*WHAT YOU NEED TO DO*
Using the material that follows, identify and copy each line with the string "esterni".

[Rows from a figure dataset]
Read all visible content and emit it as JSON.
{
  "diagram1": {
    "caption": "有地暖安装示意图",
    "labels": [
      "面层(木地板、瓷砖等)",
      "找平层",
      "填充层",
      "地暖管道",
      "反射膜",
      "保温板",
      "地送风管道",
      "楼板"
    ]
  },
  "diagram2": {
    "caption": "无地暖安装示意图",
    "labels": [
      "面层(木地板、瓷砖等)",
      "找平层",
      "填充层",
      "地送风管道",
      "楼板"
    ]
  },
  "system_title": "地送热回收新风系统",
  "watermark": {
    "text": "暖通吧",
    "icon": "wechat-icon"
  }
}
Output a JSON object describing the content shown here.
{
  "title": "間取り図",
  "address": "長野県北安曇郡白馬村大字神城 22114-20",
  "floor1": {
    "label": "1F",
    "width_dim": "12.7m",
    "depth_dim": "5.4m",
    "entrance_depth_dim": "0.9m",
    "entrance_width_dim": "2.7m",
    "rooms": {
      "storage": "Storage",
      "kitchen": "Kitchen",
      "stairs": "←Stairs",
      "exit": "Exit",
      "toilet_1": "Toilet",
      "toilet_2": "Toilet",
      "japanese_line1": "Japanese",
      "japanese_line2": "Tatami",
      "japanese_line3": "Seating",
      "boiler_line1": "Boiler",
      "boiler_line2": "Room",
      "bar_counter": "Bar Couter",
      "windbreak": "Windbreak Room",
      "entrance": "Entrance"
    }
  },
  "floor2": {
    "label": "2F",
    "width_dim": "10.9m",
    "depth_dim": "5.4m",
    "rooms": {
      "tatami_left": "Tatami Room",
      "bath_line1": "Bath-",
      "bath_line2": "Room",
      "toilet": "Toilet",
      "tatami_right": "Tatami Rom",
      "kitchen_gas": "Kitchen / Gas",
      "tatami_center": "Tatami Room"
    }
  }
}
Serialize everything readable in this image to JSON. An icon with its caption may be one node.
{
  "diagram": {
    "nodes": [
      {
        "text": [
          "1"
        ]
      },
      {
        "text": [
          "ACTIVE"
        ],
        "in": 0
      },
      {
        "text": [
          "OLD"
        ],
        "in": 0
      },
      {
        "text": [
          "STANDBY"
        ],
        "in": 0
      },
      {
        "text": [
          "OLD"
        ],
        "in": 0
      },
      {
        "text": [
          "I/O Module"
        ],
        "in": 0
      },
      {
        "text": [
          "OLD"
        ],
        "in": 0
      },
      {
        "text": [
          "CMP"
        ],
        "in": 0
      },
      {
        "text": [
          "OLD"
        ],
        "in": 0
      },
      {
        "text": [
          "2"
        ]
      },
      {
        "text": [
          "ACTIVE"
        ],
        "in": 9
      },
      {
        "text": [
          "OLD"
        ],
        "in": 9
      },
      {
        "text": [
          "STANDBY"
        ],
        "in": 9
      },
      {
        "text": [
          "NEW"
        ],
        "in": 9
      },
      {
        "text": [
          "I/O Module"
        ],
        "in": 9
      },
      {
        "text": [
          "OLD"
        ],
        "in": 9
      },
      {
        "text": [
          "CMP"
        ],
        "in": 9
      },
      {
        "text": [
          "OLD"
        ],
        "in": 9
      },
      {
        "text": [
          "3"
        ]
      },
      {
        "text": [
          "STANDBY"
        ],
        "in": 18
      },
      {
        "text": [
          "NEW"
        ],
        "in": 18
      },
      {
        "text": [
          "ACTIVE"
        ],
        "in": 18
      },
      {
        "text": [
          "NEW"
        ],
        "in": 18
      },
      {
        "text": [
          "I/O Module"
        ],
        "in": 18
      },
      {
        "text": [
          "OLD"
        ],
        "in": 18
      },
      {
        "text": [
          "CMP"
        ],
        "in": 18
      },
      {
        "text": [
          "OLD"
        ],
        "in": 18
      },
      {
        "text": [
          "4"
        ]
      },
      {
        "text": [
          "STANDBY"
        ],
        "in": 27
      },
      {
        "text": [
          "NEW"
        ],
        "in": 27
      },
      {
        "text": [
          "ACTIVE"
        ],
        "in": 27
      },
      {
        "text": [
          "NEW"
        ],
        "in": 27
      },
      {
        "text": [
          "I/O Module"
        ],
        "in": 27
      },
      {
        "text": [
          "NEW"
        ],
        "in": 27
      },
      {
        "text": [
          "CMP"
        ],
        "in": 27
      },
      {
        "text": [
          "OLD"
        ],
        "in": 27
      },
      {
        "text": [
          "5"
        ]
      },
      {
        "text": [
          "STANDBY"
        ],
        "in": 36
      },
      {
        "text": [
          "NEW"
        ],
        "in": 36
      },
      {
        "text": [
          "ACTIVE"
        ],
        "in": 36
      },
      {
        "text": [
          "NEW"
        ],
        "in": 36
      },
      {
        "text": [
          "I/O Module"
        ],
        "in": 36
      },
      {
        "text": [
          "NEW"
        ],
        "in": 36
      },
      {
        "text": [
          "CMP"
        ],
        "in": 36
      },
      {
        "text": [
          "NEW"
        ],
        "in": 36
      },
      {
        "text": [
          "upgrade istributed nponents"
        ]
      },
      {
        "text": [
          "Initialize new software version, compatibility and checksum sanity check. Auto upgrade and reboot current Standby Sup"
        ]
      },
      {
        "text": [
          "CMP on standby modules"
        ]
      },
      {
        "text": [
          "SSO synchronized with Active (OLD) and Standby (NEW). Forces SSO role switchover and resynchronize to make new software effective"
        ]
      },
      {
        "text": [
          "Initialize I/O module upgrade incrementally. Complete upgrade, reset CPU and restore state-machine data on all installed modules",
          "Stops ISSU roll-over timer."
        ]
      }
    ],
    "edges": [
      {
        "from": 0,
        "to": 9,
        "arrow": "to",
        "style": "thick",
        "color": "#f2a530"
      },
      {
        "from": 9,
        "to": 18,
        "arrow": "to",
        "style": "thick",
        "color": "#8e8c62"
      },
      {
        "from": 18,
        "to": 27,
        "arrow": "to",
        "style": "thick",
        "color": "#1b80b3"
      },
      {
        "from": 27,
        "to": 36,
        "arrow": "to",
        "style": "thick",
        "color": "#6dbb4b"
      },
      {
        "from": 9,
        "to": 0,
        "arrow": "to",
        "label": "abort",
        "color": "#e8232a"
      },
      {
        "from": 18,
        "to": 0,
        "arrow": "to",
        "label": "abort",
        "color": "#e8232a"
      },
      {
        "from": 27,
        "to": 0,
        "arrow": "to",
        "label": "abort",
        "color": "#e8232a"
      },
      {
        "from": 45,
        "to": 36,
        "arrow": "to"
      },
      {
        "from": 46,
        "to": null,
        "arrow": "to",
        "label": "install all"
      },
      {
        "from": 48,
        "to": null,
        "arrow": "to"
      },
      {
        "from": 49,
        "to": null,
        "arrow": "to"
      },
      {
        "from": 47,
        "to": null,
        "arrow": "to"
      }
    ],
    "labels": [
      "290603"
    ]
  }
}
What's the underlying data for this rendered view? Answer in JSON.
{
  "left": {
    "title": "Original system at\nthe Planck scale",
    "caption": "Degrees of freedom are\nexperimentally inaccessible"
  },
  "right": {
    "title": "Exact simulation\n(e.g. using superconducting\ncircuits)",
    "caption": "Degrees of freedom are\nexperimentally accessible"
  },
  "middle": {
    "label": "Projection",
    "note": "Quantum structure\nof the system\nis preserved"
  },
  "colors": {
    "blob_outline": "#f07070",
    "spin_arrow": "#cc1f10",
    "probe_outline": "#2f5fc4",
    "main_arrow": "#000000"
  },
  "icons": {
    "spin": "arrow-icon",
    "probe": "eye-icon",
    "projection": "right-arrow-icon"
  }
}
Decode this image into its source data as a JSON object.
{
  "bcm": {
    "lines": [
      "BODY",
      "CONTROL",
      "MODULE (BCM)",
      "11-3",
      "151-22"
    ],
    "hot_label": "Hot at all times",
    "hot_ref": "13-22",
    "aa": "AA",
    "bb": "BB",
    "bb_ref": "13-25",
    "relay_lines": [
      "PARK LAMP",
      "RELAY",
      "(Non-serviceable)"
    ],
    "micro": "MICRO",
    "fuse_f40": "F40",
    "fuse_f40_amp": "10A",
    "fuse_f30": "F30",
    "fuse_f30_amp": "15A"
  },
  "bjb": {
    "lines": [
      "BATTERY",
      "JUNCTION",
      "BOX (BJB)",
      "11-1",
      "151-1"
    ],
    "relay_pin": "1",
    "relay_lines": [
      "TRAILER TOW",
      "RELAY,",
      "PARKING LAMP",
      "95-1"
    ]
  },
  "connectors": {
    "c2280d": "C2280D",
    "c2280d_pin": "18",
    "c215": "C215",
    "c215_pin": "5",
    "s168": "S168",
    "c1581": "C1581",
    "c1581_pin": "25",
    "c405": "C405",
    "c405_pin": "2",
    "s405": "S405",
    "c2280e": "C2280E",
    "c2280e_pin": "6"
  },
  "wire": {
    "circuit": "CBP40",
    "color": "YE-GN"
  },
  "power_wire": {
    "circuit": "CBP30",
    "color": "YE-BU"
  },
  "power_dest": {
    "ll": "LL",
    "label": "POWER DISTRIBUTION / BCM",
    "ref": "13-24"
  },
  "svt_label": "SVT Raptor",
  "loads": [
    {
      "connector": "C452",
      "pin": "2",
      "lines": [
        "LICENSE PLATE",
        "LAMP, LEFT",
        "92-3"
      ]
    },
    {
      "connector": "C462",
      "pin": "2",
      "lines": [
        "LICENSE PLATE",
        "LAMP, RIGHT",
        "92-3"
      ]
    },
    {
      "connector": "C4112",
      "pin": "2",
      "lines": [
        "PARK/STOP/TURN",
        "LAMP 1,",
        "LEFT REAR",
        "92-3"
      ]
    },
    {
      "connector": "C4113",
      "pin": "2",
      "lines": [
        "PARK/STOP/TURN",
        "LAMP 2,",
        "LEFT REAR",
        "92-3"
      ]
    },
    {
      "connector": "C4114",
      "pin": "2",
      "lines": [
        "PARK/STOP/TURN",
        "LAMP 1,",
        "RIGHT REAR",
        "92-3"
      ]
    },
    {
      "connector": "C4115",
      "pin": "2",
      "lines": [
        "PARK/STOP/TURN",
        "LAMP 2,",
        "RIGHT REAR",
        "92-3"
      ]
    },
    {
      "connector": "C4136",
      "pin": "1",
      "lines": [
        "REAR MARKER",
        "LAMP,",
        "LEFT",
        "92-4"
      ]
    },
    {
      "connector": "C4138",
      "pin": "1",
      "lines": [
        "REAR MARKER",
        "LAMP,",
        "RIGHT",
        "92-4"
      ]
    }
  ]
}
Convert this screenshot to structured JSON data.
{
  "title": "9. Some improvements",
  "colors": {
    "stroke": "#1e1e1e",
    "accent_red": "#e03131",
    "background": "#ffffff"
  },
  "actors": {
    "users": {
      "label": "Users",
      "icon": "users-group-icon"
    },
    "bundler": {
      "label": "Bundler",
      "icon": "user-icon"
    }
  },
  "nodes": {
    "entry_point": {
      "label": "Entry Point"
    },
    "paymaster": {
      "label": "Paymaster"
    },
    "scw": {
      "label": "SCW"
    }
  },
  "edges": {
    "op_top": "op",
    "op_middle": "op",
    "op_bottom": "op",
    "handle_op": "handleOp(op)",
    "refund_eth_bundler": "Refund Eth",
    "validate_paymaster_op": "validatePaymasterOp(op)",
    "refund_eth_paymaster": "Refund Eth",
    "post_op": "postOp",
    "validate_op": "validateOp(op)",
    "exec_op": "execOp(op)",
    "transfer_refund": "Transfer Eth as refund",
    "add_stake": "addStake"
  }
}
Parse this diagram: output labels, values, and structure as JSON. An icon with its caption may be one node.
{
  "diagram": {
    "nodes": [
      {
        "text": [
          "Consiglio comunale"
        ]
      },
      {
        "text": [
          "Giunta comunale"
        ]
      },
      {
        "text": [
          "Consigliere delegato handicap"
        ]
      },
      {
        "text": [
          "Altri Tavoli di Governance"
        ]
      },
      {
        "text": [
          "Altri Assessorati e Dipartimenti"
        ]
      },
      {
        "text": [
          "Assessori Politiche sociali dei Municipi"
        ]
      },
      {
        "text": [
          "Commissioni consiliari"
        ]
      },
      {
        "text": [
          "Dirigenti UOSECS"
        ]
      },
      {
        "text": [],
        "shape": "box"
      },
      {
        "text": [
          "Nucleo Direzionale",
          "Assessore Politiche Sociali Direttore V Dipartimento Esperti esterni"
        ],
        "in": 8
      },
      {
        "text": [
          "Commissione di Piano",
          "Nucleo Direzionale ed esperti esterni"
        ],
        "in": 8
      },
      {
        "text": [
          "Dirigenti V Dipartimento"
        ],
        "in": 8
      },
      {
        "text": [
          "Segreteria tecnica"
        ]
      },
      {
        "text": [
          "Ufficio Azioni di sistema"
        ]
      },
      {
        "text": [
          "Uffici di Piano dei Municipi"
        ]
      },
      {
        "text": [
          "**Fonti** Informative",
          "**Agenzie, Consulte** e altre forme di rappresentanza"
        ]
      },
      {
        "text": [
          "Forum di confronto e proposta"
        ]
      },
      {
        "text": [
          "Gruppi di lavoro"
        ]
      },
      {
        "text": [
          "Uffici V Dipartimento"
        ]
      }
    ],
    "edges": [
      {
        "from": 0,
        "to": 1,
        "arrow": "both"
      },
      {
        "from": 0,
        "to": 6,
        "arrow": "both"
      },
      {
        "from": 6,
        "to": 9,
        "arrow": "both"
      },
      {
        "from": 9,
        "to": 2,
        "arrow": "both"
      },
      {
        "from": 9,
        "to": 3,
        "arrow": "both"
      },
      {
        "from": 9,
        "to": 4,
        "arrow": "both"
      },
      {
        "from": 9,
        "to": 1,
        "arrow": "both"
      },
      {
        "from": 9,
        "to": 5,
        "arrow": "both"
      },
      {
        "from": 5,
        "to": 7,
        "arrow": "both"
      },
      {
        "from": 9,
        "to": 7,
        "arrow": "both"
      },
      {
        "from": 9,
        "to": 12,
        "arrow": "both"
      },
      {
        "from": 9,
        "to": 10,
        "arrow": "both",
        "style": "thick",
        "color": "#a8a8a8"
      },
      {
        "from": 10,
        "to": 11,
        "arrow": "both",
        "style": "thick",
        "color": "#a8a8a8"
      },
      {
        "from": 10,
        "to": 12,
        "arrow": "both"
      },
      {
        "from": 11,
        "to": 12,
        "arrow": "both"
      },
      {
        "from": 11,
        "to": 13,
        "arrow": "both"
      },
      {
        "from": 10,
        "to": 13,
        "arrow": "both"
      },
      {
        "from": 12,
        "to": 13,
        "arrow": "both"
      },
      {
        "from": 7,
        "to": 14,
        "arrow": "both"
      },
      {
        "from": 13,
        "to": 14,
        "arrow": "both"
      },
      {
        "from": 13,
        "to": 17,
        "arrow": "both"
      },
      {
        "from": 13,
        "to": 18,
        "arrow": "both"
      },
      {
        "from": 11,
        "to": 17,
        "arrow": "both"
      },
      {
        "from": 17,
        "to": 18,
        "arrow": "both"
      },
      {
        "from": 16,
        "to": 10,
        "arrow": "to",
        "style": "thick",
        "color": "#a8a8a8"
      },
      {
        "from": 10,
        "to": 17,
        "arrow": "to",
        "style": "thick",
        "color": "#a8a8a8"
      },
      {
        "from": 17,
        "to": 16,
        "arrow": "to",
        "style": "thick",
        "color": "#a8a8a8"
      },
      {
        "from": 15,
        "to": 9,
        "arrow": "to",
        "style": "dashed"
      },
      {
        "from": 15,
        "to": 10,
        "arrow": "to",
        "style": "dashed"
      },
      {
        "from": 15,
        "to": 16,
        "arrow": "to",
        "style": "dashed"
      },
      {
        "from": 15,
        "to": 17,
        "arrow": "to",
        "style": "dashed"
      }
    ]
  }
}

*REPLY TO THE EXERCISE*
          "Assessore Politiche Sociali Direttore V Dipartimento Esperti esterni"
          "Nucleo Direzionale ed esperti esterni"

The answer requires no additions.